**Requirement:**
All of the data that follows should be retyped exactly, please, except the pictures.

**Material to process:**
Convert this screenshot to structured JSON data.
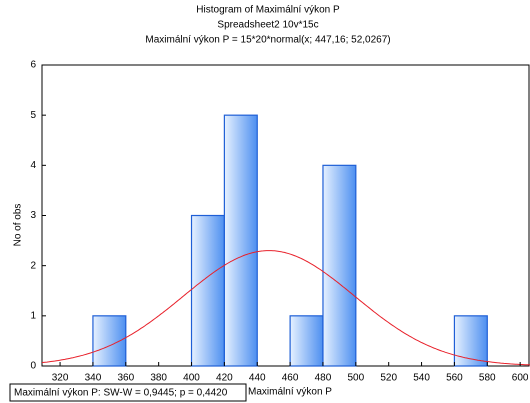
{
  "chart_data": {
    "type": "histogram",
    "title": "Histogram of Maximální výkon P",
    "subtitle": "Spreadsheet2 10v*15c",
    "formula": "Maximální výkon P = 15*20*normal(x; 447,16; 52,0267)",
    "xlabel": "Maximální výkon P",
    "ylabel": "No of obs",
    "stats_text": "Maximální výkon P:  SW-W = 0,9445; p = 0,4420",
    "bins": [
      340,
      360,
      380,
      400,
      420,
      440,
      460,
      480,
      500,
      520,
      540,
      560,
      580
    ],
    "counts": [
      1,
      0,
      0,
      3,
      5,
      0,
      1,
      4,
      0,
      0,
      0,
      1
    ],
    "color": "#1f5fd6",
    "fit": {
      "mean": 447.16,
      "sd": 52.0267,
      "count": 15,
      "bin_width": 20,
      "color": "#e8202a"
    },
    "xlim": [
      309,
      606
    ],
    "xticks": [
      320,
      340,
      360,
      380,
      400,
      420,
      440,
      460,
      480,
      500,
      520,
      540,
      560,
      580,
      600
    ],
    "ylim": [
      0,
      6
    ],
    "yticks": [
      0,
      1,
      2,
      3,
      4,
      5,
      6
    ]
  }
}
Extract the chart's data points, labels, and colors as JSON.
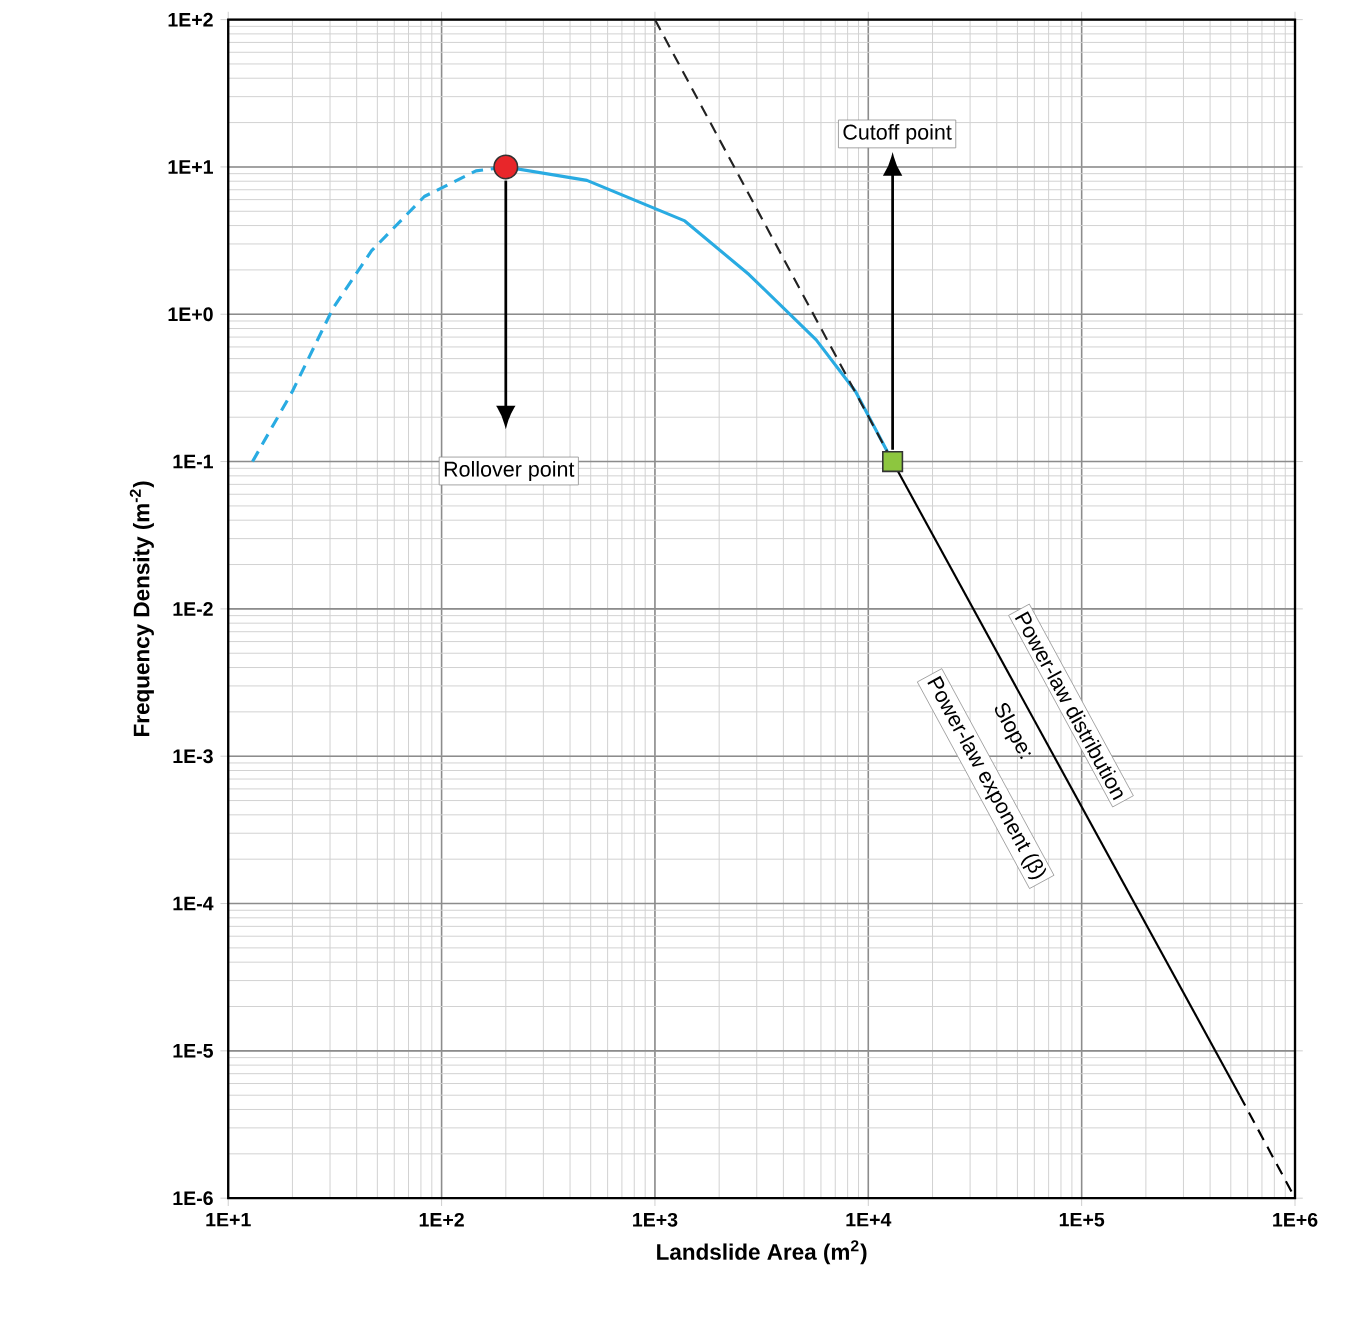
{
  "chart_data": {
    "type": "line",
    "xlabel": "Landslide Area (m$^{2}$)",
    "ylabel": "Frequency Density (m$^{-2}$)",
    "log": "xy",
    "grid": true,
    "xlim": [
      10,
      1000000
    ],
    "ylim": [
      1e-06,
      100
    ],
    "xticks": [
      {
        "value": 10,
        "label": "1E+1"
      },
      {
        "value": 100,
        "label": "1E+2"
      },
      {
        "value": 1000,
        "label": "1E+3"
      },
      {
        "value": 10000,
        "label": "1E+4"
      },
      {
        "value": 100000,
        "label": "1E+5"
      },
      {
        "value": 1000000,
        "label": "1E+6"
      }
    ],
    "yticks": [
      {
        "value": 1e-06,
        "label": "1E-6"
      },
      {
        "value": 1e-05,
        "label": "1E-5"
      },
      {
        "value": 0.0001,
        "label": "1E-4"
      },
      {
        "value": 0.001,
        "label": "1E-3"
      },
      {
        "value": 0.01,
        "label": "1E-2"
      },
      {
        "value": 0.1,
        "label": "1E-1"
      },
      {
        "value": 1,
        "label": "1E+0"
      },
      {
        "value": 10,
        "label": "1E+1"
      },
      {
        "value": 100,
        "label": "1E+2"
      }
    ],
    "series": [
      {
        "color": "#29abe2",
        "line_style": "dashed",
        "x": [
          13,
          20,
          31,
          47,
          83,
          145,
          200
        ],
        "values": [
          0.1,
          0.3,
          1.1,
          2.7,
          6.3,
          9.4,
          10
        ]
      },
      {
        "color": "#29abe2",
        "line_style": "solid",
        "x": [
          200,
          480,
          1380,
          2760,
          5700,
          8700,
          13000
        ],
        "values": [
          10,
          8.1,
          4.3,
          1.86,
          0.67,
          0.3,
          0.1
        ]
      },
      {
        "color": "#222222",
        "line_style": "dashed",
        "x": [
          1000,
          13000
        ],
        "values": [
          100,
          0.1
        ]
      },
      {
        "color": "#000000",
        "line_style": "solid",
        "x": [
          13000,
          550000
        ],
        "values": [
          0.1,
          5e-06
        ]
      },
      {
        "color": "#000000",
        "line_style": "dashed",
        "x": [
          550000,
          1000000
        ],
        "values": [
          5e-06,
          1e-06
        ]
      },
      {
        "type": "scatter",
        "color": "#e8262a",
        "marker": "circle",
        "x": [
          200
        ],
        "values": [
          10
        ]
      },
      {
        "type": "scatter",
        "color": "#8dc63f",
        "marker": "square",
        "x": [
          13000
        ],
        "values": [
          0.1
        ]
      }
    ],
    "annotations": [
      "Rollover point",
      "Cutoff point",
      "Power-law distribution",
      "Slope:",
      "Power-law exponent (β)"
    ]
  }
}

**Task output:**
Convert this screenshot to structured JSON data.
{
  "chart_data": {
    "type": "histogram",
    "title": "Histogram of Maximální výkon P",
    "subtitle": "Spreadsheet2 10v*15c",
    "formula": "Maximální výkon P = 15*20*normal(x; 447,16; 52,0267)",
    "xlabel": "Maximální výkon P",
    "ylabel": "No of obs",
    "stats_text": "Maximální výkon P:  SW-W = 0,9445; p = 0,4420",
    "bins": [
      340,
      360,
      380,
      400,
      420,
      440,
      460,
      480,
      500,
      520,
      540,
      560,
      580
    ],
    "counts": [
      1,
      0,
      0,
      3,
      5,
      0,
      1,
      4,
      0,
      0,
      0,
      1
    ],
    "color": "#1f5fd6",
    "fit": {
      "mean": 447.16,
      "sd": 52.0267,
      "count": 15,
      "bin_width": 20,
      "color": "#e8202a"
    },
    "xlim": [
      309,
      606
    ],
    "xticks": [
      320,
      340,
      360,
      380,
      400,
      420,
      440,
      460,
      480,
      500,
      520,
      540,
      560,
      580,
      600
    ],
    "ylim": [
      0,
      6
    ],
    "yticks": [
      0,
      1,
      2,
      3,
      4,
      5,
      6
    ]
  }
}
Extract the chart's data points, labels, and colors as JSON.
{
  "chart_data": {
    "type": "line",
    "xlabel": "Landslide Area (m$^{2}$)",
    "ylabel": "Frequency Density (m$^{-2}$)",
    "log": "xy",
    "grid": true,
    "xlim": [
      10,
      1000000
    ],
    "ylim": [
      1e-06,
      100
    ],
    "xticks": [
      {
        "value": 10,
        "label": "1E+1"
      },
      {
        "value": 100,
        "label": "1E+2"
      },
      {
        "value": 1000,
        "label": "1E+3"
      },
      {
        "value": 10000,
        "label": "1E+4"
      },
      {
        "value": 100000,
        "label": "1E+5"
      },
      {
        "value": 1000000,
        "label": "1E+6"
      }
    ],
    "yticks": [
      {
        "value": 1e-06,
        "label": "1E-6"
      },
      {
        "value": 1e-05,
        "label": "1E-5"
      },
      {
        "value": 0.0001,
        "label": "1E-4"
      },
      {
        "value": 0.001,
        "label": "1E-3"
      },
      {
        "value": 0.01,
        "label": "1E-2"
      },
      {
        "value": 0.1,
        "label": "1E-1"
      },
      {
        "value": 1,
        "label": "1E+0"
      },
      {
        "value": 10,
        "label": "1E+1"
      },
      {
        "value": 100,
        "label": "1E+2"
      }
    ],
    "series": [
      {
        "color": "#29abe2",
        "line_style": "dashed",
        "x": [
          13,
          20,
          31,
          47,
          83,
          145,
          200
        ],
        "values": [
          0.1,
          0.3,
          1.1,
          2.7,
          6.3,
          9.4,
          10
        ]
      },
      {
        "color": "#29abe2",
        "line_style": "solid",
        "x": [
          200,
          480,
          1380,
          2760,
          5700,
          8700,
          13000
        ],
        "values": [
          10,
          8.1,
          4.3,
          1.86,
          0.67,
          0.3,
          0.1
        ]
      },
      {
        "color": "#222222",
        "line_style": "dashed",
        "x": [
          1000,
          13000
        ],
        "values": [
          100,
          0.1
        ]
      },
      {
        "color": "#000000",
        "line_style": "solid",
        "x": [
          13000,
          550000
        ],
        "values": [
          0.1,
          5e-06
        ]
      },
      {
        "color": "#000000",
        "line_style": "dashed",
        "x": [
          550000,
          1000000
        ],
        "values": [
          5e-06,
          1e-06
        ]
      },
      {
        "type": "scatter",
        "color": "#e8262a",
        "marker": "circle",
        "x": [
          200
        ],
        "values": [
          10
        ]
      },
      {
        "type": "scatter",
        "color": "#8dc63f",
        "marker": "square",
        "x": [
          13000
        ],
        "values": [
          0.1
        ]
      }
    ],
    "annotations": [
      "Rollover point",
      "Cutoff point",
      "Power-law distribution",
      "Slope:",
      "Power-law exponent (β)"
    ]
  }
}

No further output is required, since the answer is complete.